__Written request__:
Locate each line in the records containing "image". Copy it.

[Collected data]
★ ★ ★
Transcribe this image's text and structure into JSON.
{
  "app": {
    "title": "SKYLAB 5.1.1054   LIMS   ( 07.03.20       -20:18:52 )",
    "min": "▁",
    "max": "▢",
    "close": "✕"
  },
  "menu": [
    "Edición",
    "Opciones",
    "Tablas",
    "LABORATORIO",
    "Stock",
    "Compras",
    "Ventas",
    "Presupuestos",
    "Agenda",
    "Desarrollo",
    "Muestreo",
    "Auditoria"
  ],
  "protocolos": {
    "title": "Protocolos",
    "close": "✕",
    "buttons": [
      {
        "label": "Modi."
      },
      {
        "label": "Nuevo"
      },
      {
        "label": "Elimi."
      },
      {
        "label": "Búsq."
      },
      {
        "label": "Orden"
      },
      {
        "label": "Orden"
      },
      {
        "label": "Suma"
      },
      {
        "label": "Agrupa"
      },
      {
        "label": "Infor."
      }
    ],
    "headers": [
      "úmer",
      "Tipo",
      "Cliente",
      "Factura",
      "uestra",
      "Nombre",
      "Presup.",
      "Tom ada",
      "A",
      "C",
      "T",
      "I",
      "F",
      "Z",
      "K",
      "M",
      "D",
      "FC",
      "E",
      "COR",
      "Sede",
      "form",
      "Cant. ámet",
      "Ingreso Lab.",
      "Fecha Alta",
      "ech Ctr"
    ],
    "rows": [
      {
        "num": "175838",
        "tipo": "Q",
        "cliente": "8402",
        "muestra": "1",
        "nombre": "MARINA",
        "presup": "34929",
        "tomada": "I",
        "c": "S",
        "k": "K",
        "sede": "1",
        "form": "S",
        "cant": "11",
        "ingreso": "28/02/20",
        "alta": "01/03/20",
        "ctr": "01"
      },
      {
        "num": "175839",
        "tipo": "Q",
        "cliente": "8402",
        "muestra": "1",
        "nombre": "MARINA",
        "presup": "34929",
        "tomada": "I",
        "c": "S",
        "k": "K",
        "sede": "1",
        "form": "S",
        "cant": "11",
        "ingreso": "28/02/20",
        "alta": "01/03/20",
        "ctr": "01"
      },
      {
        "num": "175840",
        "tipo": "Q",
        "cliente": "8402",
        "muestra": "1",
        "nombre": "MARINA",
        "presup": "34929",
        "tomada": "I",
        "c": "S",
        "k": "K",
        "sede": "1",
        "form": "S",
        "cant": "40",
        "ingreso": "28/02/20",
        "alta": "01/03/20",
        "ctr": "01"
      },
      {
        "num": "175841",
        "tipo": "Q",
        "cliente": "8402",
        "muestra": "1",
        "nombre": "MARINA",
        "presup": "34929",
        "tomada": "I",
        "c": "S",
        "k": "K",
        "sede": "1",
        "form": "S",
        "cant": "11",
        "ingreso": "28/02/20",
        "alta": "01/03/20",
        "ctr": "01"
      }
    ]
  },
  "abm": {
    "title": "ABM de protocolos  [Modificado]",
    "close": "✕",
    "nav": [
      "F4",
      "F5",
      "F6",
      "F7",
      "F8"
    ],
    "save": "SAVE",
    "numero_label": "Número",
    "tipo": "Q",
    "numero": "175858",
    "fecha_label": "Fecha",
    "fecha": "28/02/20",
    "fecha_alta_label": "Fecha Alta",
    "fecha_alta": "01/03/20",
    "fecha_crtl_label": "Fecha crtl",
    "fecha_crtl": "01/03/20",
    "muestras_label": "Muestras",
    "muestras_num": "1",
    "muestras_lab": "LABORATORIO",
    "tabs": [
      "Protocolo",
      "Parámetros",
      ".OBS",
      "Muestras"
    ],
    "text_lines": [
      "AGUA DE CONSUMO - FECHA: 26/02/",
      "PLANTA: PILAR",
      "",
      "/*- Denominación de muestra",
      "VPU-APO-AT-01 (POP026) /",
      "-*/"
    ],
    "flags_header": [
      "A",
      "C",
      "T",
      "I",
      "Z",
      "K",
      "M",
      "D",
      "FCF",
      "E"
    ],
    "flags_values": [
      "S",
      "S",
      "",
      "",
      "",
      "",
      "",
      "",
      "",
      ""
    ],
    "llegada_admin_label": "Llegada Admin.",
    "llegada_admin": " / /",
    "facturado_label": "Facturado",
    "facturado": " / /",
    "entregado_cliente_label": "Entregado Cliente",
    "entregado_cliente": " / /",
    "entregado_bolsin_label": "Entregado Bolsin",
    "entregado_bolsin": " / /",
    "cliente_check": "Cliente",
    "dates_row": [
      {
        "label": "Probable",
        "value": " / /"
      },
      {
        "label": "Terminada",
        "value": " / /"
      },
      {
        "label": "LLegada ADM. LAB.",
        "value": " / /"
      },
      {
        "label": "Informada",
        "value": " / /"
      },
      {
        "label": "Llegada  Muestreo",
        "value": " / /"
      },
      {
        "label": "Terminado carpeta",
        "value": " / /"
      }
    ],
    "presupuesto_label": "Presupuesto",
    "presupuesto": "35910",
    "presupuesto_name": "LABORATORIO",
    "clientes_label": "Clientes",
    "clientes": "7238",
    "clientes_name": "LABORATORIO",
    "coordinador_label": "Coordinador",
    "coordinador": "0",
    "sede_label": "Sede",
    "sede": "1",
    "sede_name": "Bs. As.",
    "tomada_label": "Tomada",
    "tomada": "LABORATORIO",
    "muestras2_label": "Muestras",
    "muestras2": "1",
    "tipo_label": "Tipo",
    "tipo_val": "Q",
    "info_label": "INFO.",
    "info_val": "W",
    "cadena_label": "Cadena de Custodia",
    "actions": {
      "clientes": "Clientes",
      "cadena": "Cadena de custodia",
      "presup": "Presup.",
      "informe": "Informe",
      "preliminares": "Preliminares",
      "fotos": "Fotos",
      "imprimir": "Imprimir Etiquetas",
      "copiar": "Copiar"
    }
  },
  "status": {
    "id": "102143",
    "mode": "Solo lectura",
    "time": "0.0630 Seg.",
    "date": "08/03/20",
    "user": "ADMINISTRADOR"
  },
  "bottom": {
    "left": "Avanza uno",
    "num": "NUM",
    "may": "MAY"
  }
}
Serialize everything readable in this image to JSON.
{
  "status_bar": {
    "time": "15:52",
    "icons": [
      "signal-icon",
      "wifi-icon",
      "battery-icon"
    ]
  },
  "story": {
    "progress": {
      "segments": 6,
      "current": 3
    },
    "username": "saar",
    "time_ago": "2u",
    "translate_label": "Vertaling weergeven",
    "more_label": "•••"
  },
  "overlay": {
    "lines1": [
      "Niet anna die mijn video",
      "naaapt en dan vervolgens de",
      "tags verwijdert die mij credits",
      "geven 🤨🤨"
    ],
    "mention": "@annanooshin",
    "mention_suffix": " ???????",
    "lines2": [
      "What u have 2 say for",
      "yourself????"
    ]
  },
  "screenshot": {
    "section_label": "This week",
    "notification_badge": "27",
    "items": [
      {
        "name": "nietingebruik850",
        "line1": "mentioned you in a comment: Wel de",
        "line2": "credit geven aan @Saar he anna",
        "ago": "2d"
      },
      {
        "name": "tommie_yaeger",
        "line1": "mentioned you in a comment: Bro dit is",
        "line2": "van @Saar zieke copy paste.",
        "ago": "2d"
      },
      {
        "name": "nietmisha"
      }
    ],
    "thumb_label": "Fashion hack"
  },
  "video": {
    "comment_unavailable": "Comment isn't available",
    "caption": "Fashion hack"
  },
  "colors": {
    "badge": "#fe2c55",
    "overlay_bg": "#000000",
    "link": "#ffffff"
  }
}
★ ★ ★
__Exercise answer__:
Transcribe this image's text and structure into JSON.
Serialize everything readable in this image to JSON.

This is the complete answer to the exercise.